#### Given passage ####

Flute & Orchestra

Morton Feldman – Flute & Orchestra

Flute and Orchestra, for flute & orchestra (1978)

Roswitha Staege, flute

Rundfunk-Sinfonieorchester Saarbrücken
Hans Zender

Morton Feldman was commissioned to write Flute and Orchestra for the Saarland Radio in 1977-78. His works in the 1970s are at the point of consolidation the composer’s mature style. It is during this decade that listeners can start hearing great works of art among his output. Like Rothko, Feldman came to a specific formal outlook and stuck with it for the remainder of his career. Among the mature pieces of both artists, each individual work presents a unique way of expressing the same, specific stance. With the end of World War II came an explosion of avant-garde art that was specifically indigenous of the United States, and Rothko was one of the brilliant émigrés to whom they looked for inspiration. Feldman was inspired by him and Mondrian, as well as older, North American artists such as Guston and Klein, translating their visual aesthetic into the world of sound. Since the beginning of the 1950s, Feldman worked towards a voice that suited his preference for the abstract expressionist art that inspired him so deeply. For the next twenty-plus years he would gradually move away from other compositional trends that were interesting to his musical peers, such as Cage, Brown, and Wolff. Feldman’s style removed itself from chance operations and graphic notation in order to convey music exactly as he heard it. After returning to standard notation, upon which he made new demands, he next made his music reflect a perpetual present, as opposed to a developmental narrative, which had been the standard Western musical practice for many hundreds of years. Reflecting the abstract expressionist quest to convey an interior world that existed outside of time, Feldman wrote music made from a series of moments, each one relational to the previous moment, obliterating the memory of the previous one in favor of a continual now, so that the listener was not obliged to use memory in order to make sense of what is going on, which is not the point. The next step was to further the rhythmic side of the matter so that it took part in the process with the same degree of integrity as the tones. Just as the tones are properly heard for themselves, outside of their relationship to one another, rhythm was to become equally negating and malleable, enforcing the sense of variation with additional elasticity.

####

Written exercise a: In the records, rewrite the lines from the one with "- cell-tr: 8: [478, 1015, 486, 1027]" up to and including the one with "- matchday-cell: [1526, 537, 1553, 554]", swapping "matchday-cell" for "fixture-cell" and leaving everything else unchanged.

#### Input data ####

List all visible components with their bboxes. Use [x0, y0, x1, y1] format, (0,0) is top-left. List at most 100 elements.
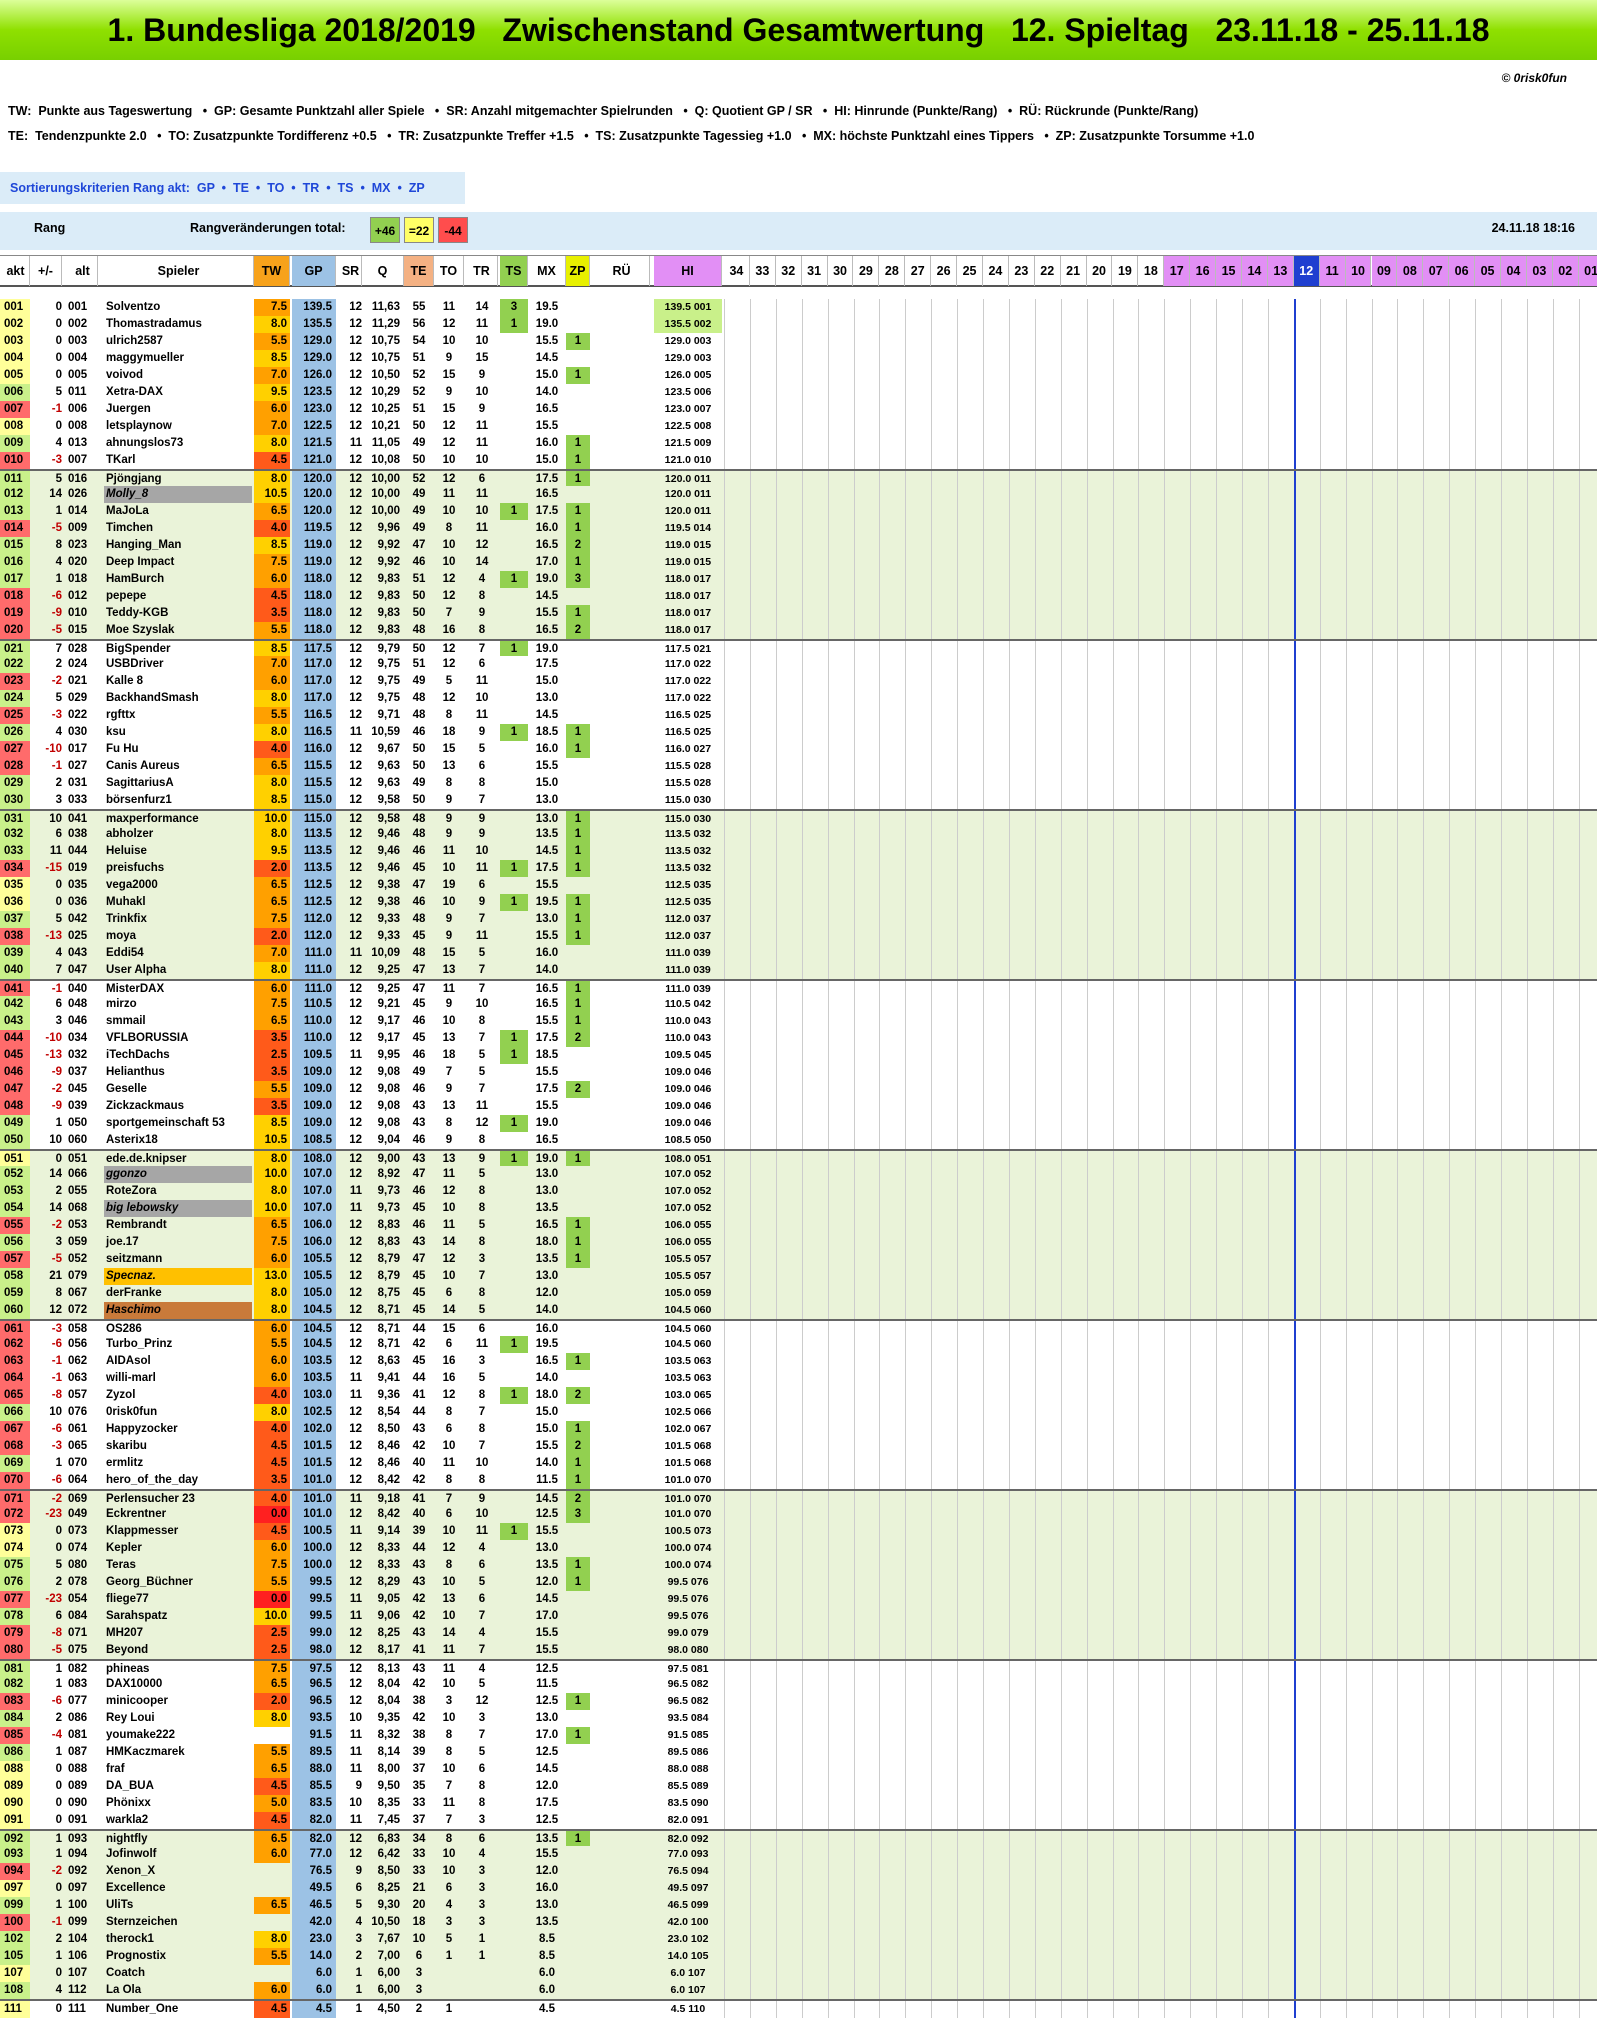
- cell-tr: 8: [478, 1015, 486, 1027]
- cell-zp: [566, 588, 590, 605]
- cell-tw: 7.5: [254, 299, 290, 316]
- matchday-cell: [1267, 537, 1294, 554]
- matchday-cell: [1501, 1115, 1527, 1132]
- cell-diff: 10: [49, 1406, 62, 1418]
- matchday-cell: [1319, 1217, 1346, 1234]
- cell-alt: 005: [68, 369, 88, 381]
- matchday-cell: [957, 1200, 983, 1217]
- matchday-cell: [1449, 1863, 1475, 1880]
- matchday-cell: [1526, 537, 1553, 554]
- matchday-cell: [1293, 1914, 1320, 1931]
- matchday-cell: [853, 1183, 880, 1200]
- cell-ts: [500, 384, 528, 401]
- matchday-cell: [1112, 1557, 1139, 1574]
- cell-alt: 045: [68, 1083, 88, 1095]
- matchday-cell: [957, 656, 983, 673]
- cell-q: 8,50: [377, 1423, 400, 1435]
- cell-diff: 8: [55, 1287, 62, 1299]
- matchday-cell: [1190, 1727, 1216, 1744]
- matchday-cell: [1475, 520, 1501, 537]
- cell-sr: 11: [349, 947, 362, 959]
- cell-te: 52: [412, 369, 426, 381]
- matchday-cell: [1552, 316, 1579, 333]
- matchday-cell: [853, 588, 880, 605]
- matchday-cell: [1112, 401, 1139, 418]
- matchday-cell: [827, 1727, 854, 1744]
- matchday-cell: [1060, 775, 1087, 792]
- matchday-cell: [1112, 656, 1139, 673]
- matchday-cell: [879, 401, 905, 418]
- matchday-cell: [1552, 503, 1579, 520]
- matchday-cell: [1242, 401, 1268, 418]
- matchday-cell: [879, 911, 905, 928]
- matchday-cell: [1578, 1166, 1597, 1183]
- matchday-cell: [1242, 775, 1268, 792]
- matchday-cell: [1138, 1642, 1164, 1659]
- cell-alt: 023: [68, 539, 88, 551]
- matchday-cell: [1319, 1183, 1346, 1200]
- matchday-cell: [957, 860, 983, 877]
- matchday-cell: [1112, 316, 1139, 333]
- matchday-cell: [1267, 1523, 1294, 1540]
- matchday-cell: [1164, 1370, 1190, 1387]
- matchday-cell: [1190, 316, 1216, 333]
- matchday-cell: [1501, 1676, 1527, 1693]
- matchday-cell: [1086, 503, 1113, 520]
- matchday-cell: [749, 1897, 776, 1914]
- matchday-cell: [1242, 1336, 1268, 1353]
- matchday-cell: [1242, 1863, 1268, 1880]
- matchday-cell: [1552, 1183, 1579, 1200]
- matchday-cell: [1060, 1472, 1087, 1489]
- matchday-cell: [1371, 1387, 1398, 1404]
- cell-q: 8,33: [377, 1559, 400, 1571]
- matchday-cell: [1190, 1234, 1216, 1251]
- matchday-cell: [905, 588, 931, 605]
- matchday-cell: [1475, 1234, 1501, 1251]
- matchday-cell: [1293, 1370, 1320, 1387]
- matchday-cell: [1242, 1761, 1268, 1778]
- rank-changes-label: Rangveränderungen total:: [190, 221, 346, 235]
- matchday-cell: [1397, 1846, 1423, 1863]
- cell-hi: 126.0 005: [664, 369, 712, 381]
- cell-tr: 10: [475, 505, 489, 517]
- matchday-cell: [1578, 299, 1597, 316]
- cell-te: 10: [412, 1933, 426, 1945]
- matchday-cell: [827, 1438, 854, 1455]
- matchday-cell: [879, 996, 905, 1013]
- cell-alt: 030: [68, 726, 88, 738]
- matchday-cell: [1449, 1047, 1475, 1064]
- matchday-cell: [1501, 758, 1527, 775]
- matchday-cell: [1319, 588, 1346, 605]
- matchday-cell: [1190, 690, 1216, 707]
- matchday-cell: [1423, 435, 1449, 452]
- cell-ts: [500, 1540, 528, 1557]
- matchday-cell: [1397, 1336, 1423, 1353]
- matchday-cell: [1034, 571, 1061, 588]
- matchday-cell: [1164, 843, 1190, 860]
- matchday-cell: [1190, 843, 1216, 860]
- col-header-akt: akt: [2, 256, 30, 286]
- matchday-cell: [801, 877, 828, 894]
- matchday-cell: [853, 792, 880, 809]
- matchday-cell: [1319, 1132, 1346, 1149]
- cell-to: 11: [442, 845, 456, 857]
- cell-diff: 1: [55, 573, 62, 585]
- cell-diff: 5: [55, 692, 62, 704]
- matchday-cell: [1060, 1914, 1087, 1931]
- matchday-cell: [853, 860, 880, 877]
- matchday-cell: [1190, 588, 1216, 605]
- matchday-cell: [1449, 452, 1475, 469]
- cell-mx: 15.5: [535, 1525, 559, 1537]
- matchday-cell: [1552, 1727, 1579, 1744]
- matchday-cell: [1319, 792, 1346, 809]
- cell-to: 6: [445, 1882, 453, 1894]
- matchday-cell: [1267, 452, 1294, 469]
- cell-diff: 4: [55, 947, 62, 959]
- matchday-cell: [1423, 1557, 1449, 1574]
- matchday-cell: [1578, 1812, 1597, 1829]
- cell-ts: [500, 1846, 528, 1863]
- cell-name: Hanging_Man: [106, 539, 182, 551]
- matchday-cell: [775, 1625, 802, 1642]
- matchday-cell: [749, 1608, 776, 1625]
- matchday-cell: [1423, 1302, 1449, 1319]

####

Written exercise b:
Answer these questions from the text on Feldman's Flute and Orchestra:
(i) Who plays the flute?
(ii) For which broadcaster was the piece commissioned?
(iii) Which three musical peers of Feldman's are named?

Output a:
- cell-tr: 8: [478, 1015, 486, 1027]
- cell-zp: [566, 588, 590, 605]
- cell-tw: 7.5: [254, 299, 290, 316]
- fixture-cell: [1267, 537, 1294, 554]
- fixture-cell: [1501, 1115, 1527, 1132]
- cell-diff: 10: [49, 1406, 62, 1418]
- fixture-cell: [1319, 1217, 1346, 1234]
- cell-alt: 005: [68, 369, 88, 381]
- fixture-cell: [957, 1200, 983, 1217]
- fixture-cell: [1449, 1863, 1475, 1880]
- fixture-cell: [1526, 537, 1553, 554]

Output b:
(i) Roswitha Staege
(ii) The Saarland Radio
(iii) Cage, Brown, and Wolff